• **INSTRUCTIONS TO FOLLOW**: Set down each record below precisely, skipping the pictures.
start INPUT DATA
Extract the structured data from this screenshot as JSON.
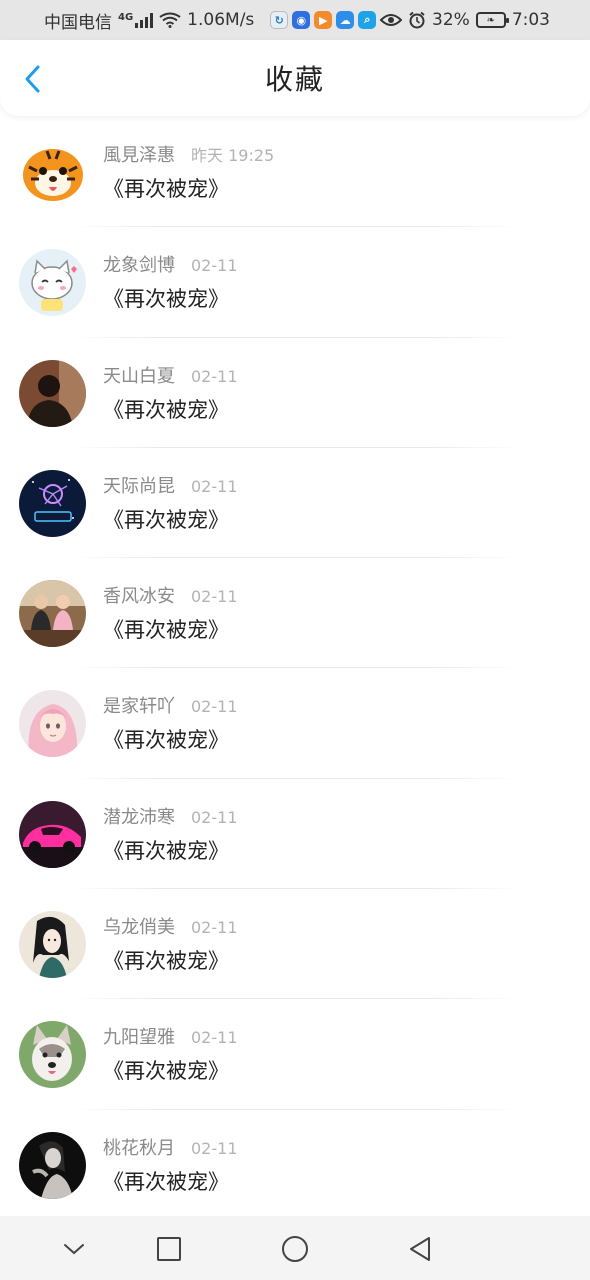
{
  "status_bar": {
    "carrier": "中国电信",
    "network": "4G",
    "speed": "1.06M/s",
    "battery": "32%",
    "time": "7:03",
    "app_icons": [
      "sync-app-icon",
      "bulb-app-icon",
      "video-app-icon",
      "weather-app-icon",
      "search-app-icon"
    ]
  },
  "header": {
    "title": "收藏"
  },
  "items": [
    {
      "name": "風見泽惠",
      "time": "昨天 19:25",
      "title": "《再次被宠》",
      "avatar": "tiger-cartoon-avatar"
    },
    {
      "name": "龙象剑博",
      "time": "02-11",
      "title": "《再次被宠》",
      "avatar": "cat-cartoon-avatar"
    },
    {
      "name": "天山白夏",
      "time": "02-11",
      "title": "《再次被宠》",
      "avatar": "person-silhouette-avatar"
    },
    {
      "name": "天际尚昆",
      "time": "02-11",
      "title": "《再次被宠》",
      "avatar": "constellation-avatar"
    },
    {
      "name": "香风冰安",
      "time": "02-11",
      "title": "《再次被宠》",
      "avatar": "group-photo-avatar"
    },
    {
      "name": "是家轩吖",
      "time": "02-11",
      "title": "《再次被宠》",
      "avatar": "anime-girl-avatar"
    },
    {
      "name": "潜龙沛寒",
      "time": "02-11",
      "title": "《再次被宠》",
      "avatar": "pink-car-avatar"
    },
    {
      "name": "乌龙俏美",
      "time": "02-11",
      "title": "《再次被宠》",
      "avatar": "ink-girl-avatar"
    },
    {
      "name": "九阳望雅",
      "time": "02-11",
      "title": "《再次被宠》",
      "avatar": "husky-dog-avatar"
    },
    {
      "name": "桃花秋月",
      "time": "02-11",
      "title": "《再次被宠》",
      "avatar": "dark-portrait-avatar"
    }
  ],
  "nav_bar": {
    "buttons": [
      "chevron-down-icon",
      "recent-apps-icon",
      "home-icon",
      "back-triangle-icon"
    ]
  },
  "colors": {
    "accent": "#1e9bf0",
    "status_bar_bg": "#e6e6e6",
    "name_text": "#8a8a8a",
    "time_text": "#b3b3b3",
    "title_text": "#222222"
  }
}
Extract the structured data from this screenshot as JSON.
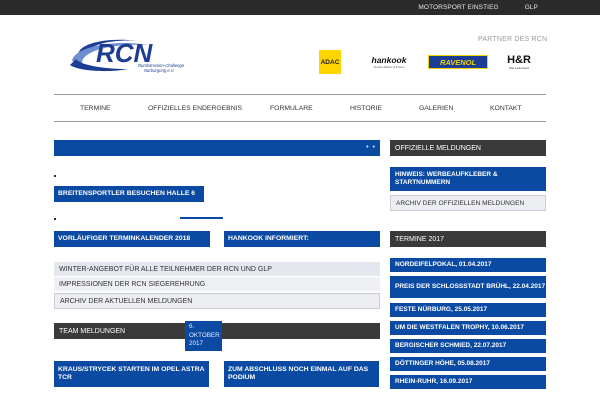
{
  "topbar": {
    "links": [
      "MOTORSPORT EINSTIEG",
      "GLP"
    ]
  },
  "header": {
    "logo_text": "RCN",
    "logo_subtitle_line1": "Rundstrecken-Challenge",
    "logo_subtitle_line2": "Nürburgring e.V.",
    "partner_label": "PARTNER DES RCN",
    "sponsors": {
      "adac": "ADAC",
      "hankook": "hankook",
      "hankook_sub": "Ventus Reifen & Pneus",
      "ravenol": "RAVENOL",
      "hr": "H&R",
      "hr_sub": "Das Federwerk"
    }
  },
  "nav": {
    "items": [
      "TERMINE",
      "OFFIZIELLES ENDERGEBNIS",
      "FORMULARE",
      "HISTORIE",
      "GALERIEN",
      "KONTAKT"
    ]
  },
  "main": {
    "slider_dots": "• •",
    "news_1": "BREITENSPORTLER BESUCHEN HALLE 6",
    "news_2": "VORLÄUFIGER TERMINKALENDER 2018",
    "news_3": "HANKOOK INFORMIERT:",
    "list": [
      "WINTER-ANGEBOT FÜR ALLE TEILNEHMER DER RCN UND GLP",
      "IMPRESSIONEN DER RCN SIEGEREHRUNG"
    ],
    "archive": "ARCHIV DER AKTUELLEN MELDUNGEN",
    "team_heading": "TEAM MELDUNGEN",
    "team_date": "6. OKTOBER 2017",
    "team_1": "KRAUS/STRYCEK STARTEN IM OPEL ASTRA TCR",
    "team_2": "ZUM ABSCHLUSS NOCH EINMAL AUF DAS PODIUM"
  },
  "sidebar": {
    "official_heading": "OFFIZIELLE MELDUNGEN",
    "official_item": "HINWEIS: WERBEAUFKLEBER & STARTNUMMERN",
    "official_archive": "ARCHIV DER OFFIZIELLEN MELDUNGEN",
    "termine_heading": "TERMINE 2017",
    "termine": [
      "NORDEIFELPOKAL, 01.04.2017",
      "PREIS DER SCHLOSSSTADT BRÜHL, 22.04.2017",
      "FESTE NÜRBURG, 25.05.2017",
      "UM DIE WESTFALEN TROPHY, 10.06.2017",
      "BERGISCHER SCHMIED, 22.07.2017",
      "DÖTTINGER HÖHE, 05.08.2017",
      "RHEIN-RUHR, 16.09.2017"
    ]
  },
  "colors": {
    "brand_blue": "#0b4aa3",
    "topbar": "#2b2b2b",
    "dark_heading": "#3a3a3a"
  }
}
end INPUT DATA
• **REPLY TO THE EXERCISE**:
Extract the structured data from this screenshot as JSON.
{
  "status_bar": {
    "carrier": "中国电信",
    "network": "4G",
    "speed": "1.06M/s",
    "battery": "32%",
    "time": "7:03",
    "app_icons": [
      "sync-app-icon",
      "bulb-app-icon",
      "video-app-icon",
      "weather-app-icon",
      "search-app-icon"
    ]
  },
  "header": {
    "title": "收藏"
  },
  "items": [
    {
      "name": "風見泽惠",
      "time": "昨天 19:25",
      "title": "《再次被宠》",
      "avatar": "tiger-cartoon-avatar"
    },
    {
      "name": "龙象剑博",
      "time": "02-11",
      "title": "《再次被宠》",
      "avatar": "cat-cartoon-avatar"
    },
    {
      "name": "天山白夏",
      "time": "02-11",
      "title": "《再次被宠》",
      "avatar": "person-silhouette-avatar"
    },
    {
      "name": "天际尚昆",
      "time": "02-11",
      "title": "《再次被宠》",
      "avatar": "constellation-avatar"
    },
    {
      "name": "香风冰安",
      "time": "02-11",
      "title": "《再次被宠》",
      "avatar": "group-photo-avatar"
    },
    {
      "name": "是家轩吖",
      "time": "02-11",
      "title": "《再次被宠》",
      "avatar": "anime-girl-avatar"
    },
    {
      "name": "潜龙沛寒",
      "time": "02-11",
      "title": "《再次被宠》",
      "avatar": "pink-car-avatar"
    },
    {
      "name": "乌龙俏美",
      "time": "02-11",
      "title": "《再次被宠》",
      "avatar": "ink-girl-avatar"
    },
    {
      "name": "九阳望雅",
      "time": "02-11",
      "title": "《再次被宠》",
      "avatar": "husky-dog-avatar"
    },
    {
      "name": "桃花秋月",
      "time": "02-11",
      "title": "《再次被宠》",
      "avatar": "dark-portrait-avatar"
    }
  ],
  "nav_bar": {
    "buttons": [
      "chevron-down-icon",
      "recent-apps-icon",
      "home-icon",
      "back-triangle-icon"
    ]
  },
  "colors": {
    "accent": "#1e9bf0",
    "status_bar_bg": "#e6e6e6",
    "name_text": "#8a8a8a",
    "time_text": "#b3b3b3",
    "title_text": "#222222"
  }
}
Extract the structured data from this screenshot as JSON.
{
  "topbar": {
    "links": [
      "MOTORSPORT EINSTIEG",
      "GLP"
    ]
  },
  "header": {
    "logo_text": "RCN",
    "logo_subtitle_line1": "Rundstrecken-Challenge",
    "logo_subtitle_line2": "Nürburgring e.V.",
    "partner_label": "PARTNER DES RCN",
    "sponsors": {
      "adac": "ADAC",
      "hankook": "hankook",
      "hankook_sub": "Ventus Reifen & Pneus",
      "ravenol": "RAVENOL",
      "hr": "H&R",
      "hr_sub": "Das Federwerk"
    }
  },
  "nav": {
    "items": [
      "TERMINE",
      "OFFIZIELLES ENDERGEBNIS",
      "FORMULARE",
      "HISTORIE",
      "GALERIEN",
      "KONTAKT"
    ]
  },
  "main": {
    "slider_dots": "• •",
    "news_1": "BREITENSPORTLER BESUCHEN HALLE 6",
    "news_2": "VORLÄUFIGER TERMINKALENDER 2018",
    "news_3": "HANKOOK INFORMIERT:",
    "list": [
      "WINTER-ANGEBOT FÜR ALLE TEILNEHMER DER RCN UND GLP",
      "IMPRESSIONEN DER RCN SIEGEREHRUNG"
    ],
    "archive": "ARCHIV DER AKTUELLEN MELDUNGEN",
    "team_heading": "TEAM MELDUNGEN",
    "team_date": "6. OKTOBER 2017",
    "team_1": "KRAUS/STRYCEK STARTEN IM OPEL ASTRA TCR",
    "team_2": "ZUM ABSCHLUSS NOCH EINMAL AUF DAS PODIUM"
  },
  "sidebar": {
    "official_heading": "OFFIZIELLE MELDUNGEN",
    "official_item": "HINWEIS: WERBEAUFKLEBER & STARTNUMMERN",
    "official_archive": "ARCHIV DER OFFIZIELLEN MELDUNGEN",
    "termine_heading": "TERMINE 2017",
    "termine": [
      "NORDEIFELPOKAL, 01.04.2017",
      "PREIS DER SCHLOSSSTADT BRÜHL, 22.04.2017",
      "FESTE NÜRBURG, 25.05.2017",
      "UM DIE WESTFALEN TROPHY, 10.06.2017",
      "BERGISCHER SCHMIED, 22.07.2017",
      "DÖTTINGER HÖHE, 05.08.2017",
      "RHEIN-RUHR, 16.09.2017"
    ]
  },
  "colors": {
    "brand_blue": "#0b4aa3",
    "topbar": "#2b2b2b",
    "dark_heading": "#3a3a3a"
  }
}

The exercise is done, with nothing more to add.